# Input rows start

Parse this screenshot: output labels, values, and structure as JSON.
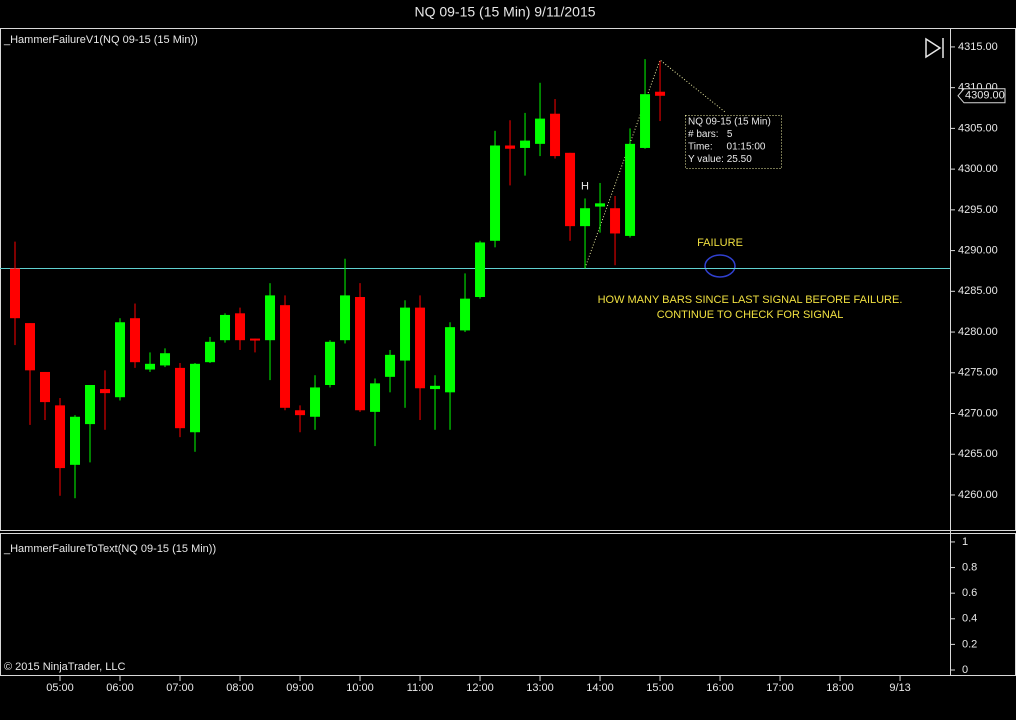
{
  "chart_data": [
    {
      "type": "candlestick",
      "title": "NQ 09-15 (15 Min)  9/11/2015",
      "indicator_label": "_HammerFailureV1(NQ 09-15 (15 Min))",
      "up_color": "#00ff00",
      "down_color": "#ff0000",
      "open": [
        4287.8,
        4281.1,
        4275.1,
        4271.0,
        4263.7,
        4268.7,
        4273.0,
        4272.0,
        4281.7,
        4275.4,
        4275.9,
        4275.6,
        4267.7,
        4276.3,
        4279.0,
        4282.3,
        4279.2,
        4279.0,
        4283.3,
        4270.4,
        4269.6,
        4273.5,
        4279.0,
        4284.3,
        4270.2,
        4274.5,
        4276.5,
        4283.0,
        4273.0,
        4272.6,
        4280.2,
        4284.3,
        4291.2,
        4302.9,
        4302.6,
        4303.1,
        4306.8,
        4302.0,
        4293.0,
        4295.4,
        4295.2,
        4291.8,
        4302.6,
        4309.5
      ],
      "high": [
        4291.1,
        4281.1,
        4275.1,
        4271.9,
        4269.8,
        4273.5,
        4275.3,
        4281.7,
        4283.5,
        4277.5,
        4278.0,
        4276.2,
        4276.2,
        4279.4,
        4282.3,
        4283.0,
        4279.2,
        4286.0,
        4284.5,
        4271.0,
        4274.7,
        4279.0,
        4289.0,
        4286.0,
        4274.3,
        4277.8,
        4283.9,
        4284.5,
        4274.7,
        4281.2,
        4287.2,
        4291.2,
        4304.7,
        4306.0,
        4306.9,
        4310.6,
        4308.6,
        4302.0,
        4296.4,
        4298.3,
        4296.7,
        4305.0,
        4313.5,
        4313.3
      ],
      "low": [
        4278.4,
        4268.6,
        4269.2,
        4259.9,
        4259.6,
        4264.0,
        4268.0,
        4271.6,
        4275.6,
        4275.1,
        4275.7,
        4267.1,
        4265.3,
        4276.2,
        4278.7,
        4277.8,
        4277.5,
        4274.1,
        4270.4,
        4267.7,
        4268.0,
        4273.2,
        4278.6,
        4270.2,
        4266.0,
        4272.6,
        4270.7,
        4269.2,
        4268.0,
        4268.0,
        4280.0,
        4284.1,
        4290.4,
        4298.0,
        4299.2,
        4301.6,
        4301.3,
        4291.2,
        4287.8,
        4292.2,
        4288.2,
        4291.6,
        4302.5,
        4305.9
      ],
      "close": [
        4281.7,
        4275.3,
        4271.4,
        4263.3,
        4269.6,
        4273.5,
        4272.5,
        4281.2,
        4276.3,
        4276.1,
        4277.4,
        4268.2,
        4276.1,
        4278.8,
        4282.1,
        4279.0,
        4279.0,
        4284.5,
        4270.7,
        4269.8,
        4273.2,
        4278.8,
        4284.5,
        4270.4,
        4273.7,
        4277.2,
        4283.0,
        4273.1,
        4273.4,
        4280.6,
        4284.1,
        4291.0,
        4302.9,
        4302.5,
        4303.5,
        4306.2,
        4301.6,
        4293.0,
        4295.2,
        4295.8,
        4292.1,
        4303.1,
        4309.2,
        4309.0
      ],
      "ylim": [
        4255.7,
        4317.2
      ],
      "yticks": [
        {
          "value": 4260,
          "label": "4260.00"
        },
        {
          "value": 4265,
          "label": "4265.00"
        },
        {
          "value": 4270,
          "label": "4270.00"
        },
        {
          "value": 4275,
          "label": "4275.00"
        },
        {
          "value": 4280,
          "label": "4280.00"
        },
        {
          "value": 4285,
          "label": "4285.00"
        },
        {
          "value": 4290,
          "label": "4290.00"
        },
        {
          "value": 4295,
          "label": "4295.00"
        },
        {
          "value": 4300,
          "label": "4300.00"
        },
        {
          "value": 4305,
          "label": "4305.00"
        },
        {
          "value": 4310,
          "label": "4310.00"
        },
        {
          "value": 4315,
          "label": "4315.00"
        }
      ],
      "xlim": [
        -1,
        62.33
      ],
      "xticks": [
        {
          "value": 3,
          "label": "05:00"
        },
        {
          "value": 7,
          "label": "06:00"
        },
        {
          "value": 11,
          "label": "07:00"
        },
        {
          "value": 15,
          "label": "08:00"
        },
        {
          "value": 19,
          "label": "09:00"
        },
        {
          "value": 23,
          "label": "10:00"
        },
        {
          "value": 27,
          "label": "11:00"
        },
        {
          "value": 31,
          "label": "12:00"
        },
        {
          "value": 35,
          "label": "13:00"
        },
        {
          "value": 39,
          "label": "14:00"
        },
        {
          "value": 43,
          "label": "15:00"
        },
        {
          "value": 47,
          "label": "16:00"
        },
        {
          "value": 51,
          "label": "17:00"
        },
        {
          "value": 55,
          "label": "18:00"
        },
        {
          "value": 59,
          "label": "9/13"
        }
      ],
      "last_price": {
        "value": 4309,
        "label": "4309.00"
      },
      "hline": 4287.8,
      "hline_color": "#5fd0d0",
      "hammer_label": "H",
      "failure_label": "FAILURE",
      "note": [
        "HOW MANY BARS SINCE LAST SIGNAL BEFORE FAILURE.",
        "CONTINUE TO CHECK FOR SIGNAL"
      ],
      "tooltip": [
        "NQ 09-15 (15 Min)",
        "# bars:   5",
        "Time:     01:15:00",
        "Y value: 25.50"
      ]
    },
    {
      "type": "indicator",
      "indicator_label": "_HammerFailureToText(NQ 09-15 (15 Min))",
      "ylim": [
        -0.039,
        1.062
      ],
      "yticks": [
        0,
        0.2,
        0.4,
        0.6,
        0.8,
        1
      ]
    }
  ],
  "copyright": "© 2015 NinjaTrader, LLC"
}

# Input rows end

Reproduce the records verbatim, omitting all images they contain.

## Response to the exercise
Parse this screenshot: output labels, values, and structure as JSON.
{
  "chart_data": [
    {
      "type": "candlestick",
      "title": "NQ 09-15 (15 Min)  9/11/2015",
      "indicator_label": "_HammerFailureV1(NQ 09-15 (15 Min))",
      "up_color": "#00ff00",
      "down_color": "#ff0000",
      "open": [
        4287.8,
        4281.1,
        4275.1,
        4271.0,
        4263.7,
        4268.7,
        4273.0,
        4272.0,
        4281.7,
        4275.4,
        4275.9,
        4275.6,
        4267.7,
        4276.3,
        4279.0,
        4282.3,
        4279.2,
        4279.0,
        4283.3,
        4270.4,
        4269.6,
        4273.5,
        4279.0,
        4284.3,
        4270.2,
        4274.5,
        4276.5,
        4283.0,
        4273.0,
        4272.6,
        4280.2,
        4284.3,
        4291.2,
        4302.9,
        4302.6,
        4303.1,
        4306.8,
        4302.0,
        4293.0,
        4295.4,
        4295.2,
        4291.8,
        4302.6,
        4309.5
      ],
      "high": [
        4291.1,
        4281.1,
        4275.1,
        4271.9,
        4269.8,
        4273.5,
        4275.3,
        4281.7,
        4283.5,
        4277.5,
        4278.0,
        4276.2,
        4276.2,
        4279.4,
        4282.3,
        4283.0,
        4279.2,
        4286.0,
        4284.5,
        4271.0,
        4274.7,
        4279.0,
        4289.0,
        4286.0,
        4274.3,
        4277.8,
        4283.9,
        4284.5,
        4274.7,
        4281.2,
        4287.2,
        4291.2,
        4304.7,
        4306.0,
        4306.9,
        4310.6,
        4308.6,
        4302.0,
        4296.4,
        4298.3,
        4296.7,
        4305.0,
        4313.5,
        4313.3
      ],
      "low": [
        4278.4,
        4268.6,
        4269.2,
        4259.9,
        4259.6,
        4264.0,
        4268.0,
        4271.6,
        4275.6,
        4275.1,
        4275.7,
        4267.1,
        4265.3,
        4276.2,
        4278.7,
        4277.8,
        4277.5,
        4274.1,
        4270.4,
        4267.7,
        4268.0,
        4273.2,
        4278.6,
        4270.2,
        4266.0,
        4272.6,
        4270.7,
        4269.2,
        4268.0,
        4268.0,
        4280.0,
        4284.1,
        4290.4,
        4298.0,
        4299.2,
        4301.6,
        4301.3,
        4291.2,
        4287.8,
        4292.2,
        4288.2,
        4291.6,
        4302.5,
        4305.9
      ],
      "close": [
        4281.7,
        4275.3,
        4271.4,
        4263.3,
        4269.6,
        4273.5,
        4272.5,
        4281.2,
        4276.3,
        4276.1,
        4277.4,
        4268.2,
        4276.1,
        4278.8,
        4282.1,
        4279.0,
        4279.0,
        4284.5,
        4270.7,
        4269.8,
        4273.2,
        4278.8,
        4284.5,
        4270.4,
        4273.7,
        4277.2,
        4283.0,
        4273.1,
        4273.4,
        4280.6,
        4284.1,
        4291.0,
        4302.9,
        4302.5,
        4303.5,
        4306.2,
        4301.6,
        4293.0,
        4295.2,
        4295.8,
        4292.1,
        4303.1,
        4309.2,
        4309.0
      ],
      "ylim": [
        4255.7,
        4317.2
      ],
      "yticks": [
        {
          "value": 4260,
          "label": "4260.00"
        },
        {
          "value": 4265,
          "label": "4265.00"
        },
        {
          "value": 4270,
          "label": "4270.00"
        },
        {
          "value": 4275,
          "label": "4275.00"
        },
        {
          "value": 4280,
          "label": "4280.00"
        },
        {
          "value": 4285,
          "label": "4285.00"
        },
        {
          "value": 4290,
          "label": "4290.00"
        },
        {
          "value": 4295,
          "label": "4295.00"
        },
        {
          "value": 4300,
          "label": "4300.00"
        },
        {
          "value": 4305,
          "label": "4305.00"
        },
        {
          "value": 4310,
          "label": "4310.00"
        },
        {
          "value": 4315,
          "label": "4315.00"
        }
      ],
      "xlim": [
        -1,
        62.33
      ],
      "xticks": [
        {
          "value": 3,
          "label": "05:00"
        },
        {
          "value": 7,
          "label": "06:00"
        },
        {
          "value": 11,
          "label": "07:00"
        },
        {
          "value": 15,
          "label": "08:00"
        },
        {
          "value": 19,
          "label": "09:00"
        },
        {
          "value": 23,
          "label": "10:00"
        },
        {
          "value": 27,
          "label": "11:00"
        },
        {
          "value": 31,
          "label": "12:00"
        },
        {
          "value": 35,
          "label": "13:00"
        },
        {
          "value": 39,
          "label": "14:00"
        },
        {
          "value": 43,
          "label": "15:00"
        },
        {
          "value": 47,
          "label": "16:00"
        },
        {
          "value": 51,
          "label": "17:00"
        },
        {
          "value": 55,
          "label": "18:00"
        },
        {
          "value": 59,
          "label": "9/13"
        }
      ],
      "last_price": {
        "value": 4309,
        "label": "4309.00"
      },
      "hline": 4287.8,
      "hline_color": "#5fd0d0",
      "hammer_label": "H",
      "failure_label": "FAILURE",
      "note": [
        "HOW MANY BARS SINCE LAST SIGNAL BEFORE FAILURE.",
        "CONTINUE TO CHECK FOR SIGNAL"
      ],
      "tooltip": [
        "NQ 09-15 (15 Min)",
        "# bars:   5",
        "Time:     01:15:00",
        "Y value: 25.50"
      ]
    },
    {
      "type": "indicator",
      "indicator_label": "_HammerFailureToText(NQ 09-15 (15 Min))",
      "ylim": [
        -0.039,
        1.062
      ],
      "yticks": [
        0,
        0.2,
        0.4,
        0.6,
        0.8,
        1
      ]
    }
  ],
  "copyright": "© 2015 NinjaTrader, LLC"
}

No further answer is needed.